Print every line of the entries below verbatim. Leave the pictures out.

══ Material provided

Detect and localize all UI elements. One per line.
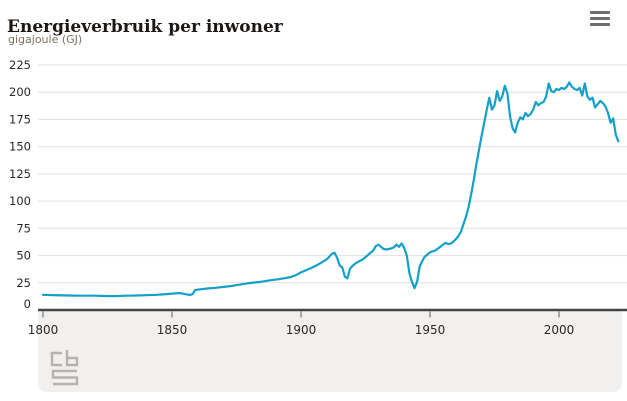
y-tick-label: 200 [9, 85, 31, 99]
x-tick-label: 1800 [28, 323, 59, 337]
x-tick-label: 2000 [544, 323, 575, 337]
x-tick-label: 1900 [286, 323, 317, 337]
y-axis-unit-label: gigajoule (GJ) [8, 33, 83, 46]
hamburger-menu-icon [590, 10, 610, 14]
x-tick-label: 1950 [415, 323, 446, 337]
y-tick-label: 175 [9, 112, 31, 126]
hamburger-menu-icon [590, 16, 610, 20]
y-tick-label: 0 [24, 297, 31, 311]
hamburger-menu-icon [590, 22, 610, 26]
y-tick-label: 125 [9, 167, 31, 181]
y-tick-label: 225 [9, 58, 31, 72]
data-line-energieverbruik [41, 81, 620, 298]
x-tick-label: 1850 [157, 323, 188, 337]
y-tick-label: 25 [16, 276, 31, 290]
y-tick-label: 100 [9, 194, 31, 208]
chart-options-menu-button[interactable] [590, 7, 614, 29]
y-tick-label: 50 [16, 249, 31, 263]
y-tick-label: 75 [16, 221, 31, 235]
page-title: Energieverbruik per inwoner [7, 17, 283, 38]
axis-footer-band [38, 311, 622, 392]
cbs-logo [50, 350, 79, 386]
y-tick-label: 150 [9, 140, 31, 154]
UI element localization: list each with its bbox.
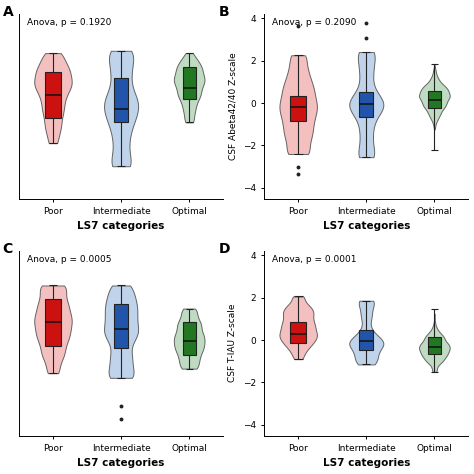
Text: Anova, p = 0.0005: Anova, p = 0.0005	[27, 255, 111, 264]
X-axis label: LS7 categories: LS7 categories	[323, 458, 410, 468]
Y-axis label: CSF T-lAU Z-scale: CSF T-lAU Z-scale	[228, 304, 237, 383]
Y-axis label: CSF Abeta42/40 Z-scale: CSF Abeta42/40 Z-scale	[228, 52, 237, 160]
Bar	[183, 322, 196, 355]
Text: D: D	[219, 242, 231, 255]
Bar	[359, 330, 374, 349]
Bar	[359, 92, 374, 117]
Bar	[114, 304, 128, 348]
X-axis label: LS7 categories: LS7 categories	[77, 221, 165, 231]
Bar	[114, 79, 128, 122]
Bar	[428, 337, 441, 354]
Bar	[290, 96, 306, 121]
Text: Anova, p = 0.1920: Anova, p = 0.1920	[27, 18, 111, 27]
Text: C: C	[2, 242, 13, 255]
X-axis label: LS7 categories: LS7 categories	[77, 458, 165, 468]
Text: Anova, p = 0.0001: Anova, p = 0.0001	[272, 255, 357, 264]
Bar	[183, 67, 196, 99]
Bar	[45, 72, 61, 118]
Bar	[428, 91, 441, 109]
X-axis label: LS7 categories: LS7 categories	[323, 221, 410, 231]
Bar	[290, 322, 306, 343]
Bar	[45, 300, 61, 346]
Text: Anova, p = 0.2090: Anova, p = 0.2090	[272, 18, 356, 27]
Text: B: B	[219, 5, 230, 18]
Text: A: A	[2, 5, 13, 18]
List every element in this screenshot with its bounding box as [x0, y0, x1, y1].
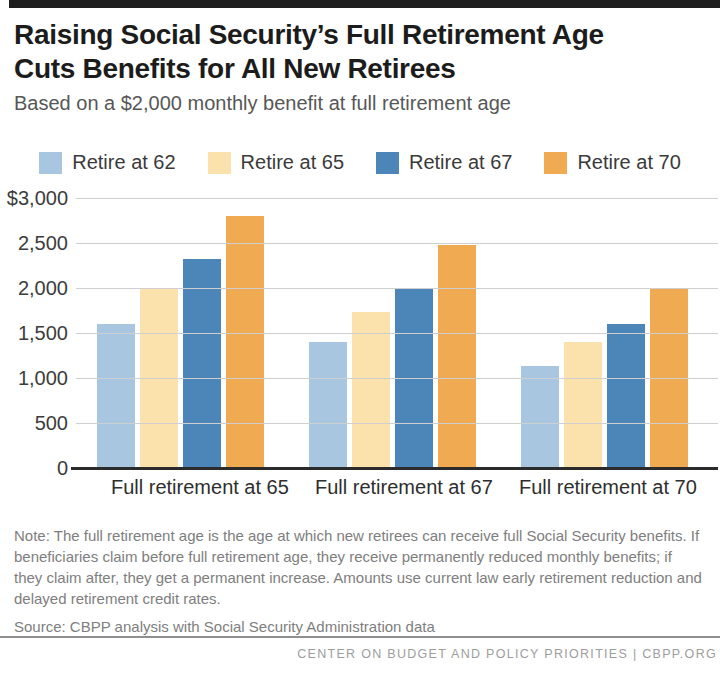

════

Worked answer:
Detect and localize all UI elements. One per line.
y-tick-label: 200 [9, 85, 31, 99]
x-tick-label: 1800 [28, 323, 59, 337]
x-tick-label: 2000 [544, 323, 575, 337]
x-tick-label: 1900 [286, 323, 317, 337]
y-axis-unit-label: gigajoule (GJ) [8, 33, 83, 46]
hamburger-menu-icon [590, 10, 610, 14]
x-tick-label: 1950 [415, 323, 446, 337]
y-tick-label: 175 [9, 112, 31, 126]
hamburger-menu-icon [590, 16, 610, 20]
y-tick-label: 0 [24, 297, 31, 311]
hamburger-menu-icon [590, 22, 610, 26]
y-tick-label: 125 [9, 167, 31, 181]
y-tick-label: 225 [9, 58, 31, 72]
data-line-energieverbruik [41, 81, 620, 298]
x-tick-label: 1850 [157, 323, 188, 337]
y-tick-label: 25 [16, 276, 31, 290]
y-tick-label: 100 [9, 194, 31, 208]
chart-options-menu-button[interactable] [590, 7, 614, 29]
y-tick-label: 50 [16, 249, 31, 263]
y-tick-label: 75 [16, 221, 31, 235]
page-title: Energieverbruik per inwoner [7, 17, 283, 38]
axis-footer-band [38, 311, 622, 392]
cbs-logo [50, 350, 79, 386]
y-tick-label: 150 [9, 140, 31, 154]
UI element localization: list each with its bbox.
Text: Anova, p = 0.0005: Anova, p = 0.0005	[27, 255, 111, 264]
X-axis label: LS7 categories: LS7 categories	[323, 458, 410, 468]
Y-axis label: CSF T-lAU Z-scale: CSF T-lAU Z-scale	[228, 304, 237, 383]
Y-axis label: CSF Abeta42/40 Z-scale: CSF Abeta42/40 Z-scale	[228, 52, 237, 160]
Bar	[183, 322, 196, 355]
Text: D: D	[219, 242, 231, 255]
Bar	[359, 330, 374, 349]
Bar	[359, 92, 374, 117]
Bar	[114, 304, 128, 348]
X-axis label: LS7 categories: LS7 categories	[77, 221, 165, 231]
Bar	[114, 79, 128, 122]
Bar	[428, 337, 441, 354]
Bar	[290, 96, 306, 121]
Text: Anova, p = 0.1920: Anova, p = 0.1920	[27, 18, 111, 27]
Text: C: C	[2, 242, 13, 255]
X-axis label: LS7 categories: LS7 categories	[77, 458, 165, 468]
Text: Anova, p = 0.0001: Anova, p = 0.0001	[272, 255, 357, 264]
Bar	[183, 67, 196, 99]
Bar	[45, 72, 61, 118]
Bar	[428, 91, 441, 109]
X-axis label: LS7 categories: LS7 categories	[323, 221, 410, 231]
Bar	[290, 322, 306, 343]
Bar	[45, 300, 61, 346]
Text: Anova, p = 0.2090: Anova, p = 0.2090	[272, 18, 356, 27]
Text: B: B	[219, 5, 230, 18]
Text: A: A	[2, 5, 13, 18]
List every element in this screenshot with its bounding box as [x0, y0, x1, y1].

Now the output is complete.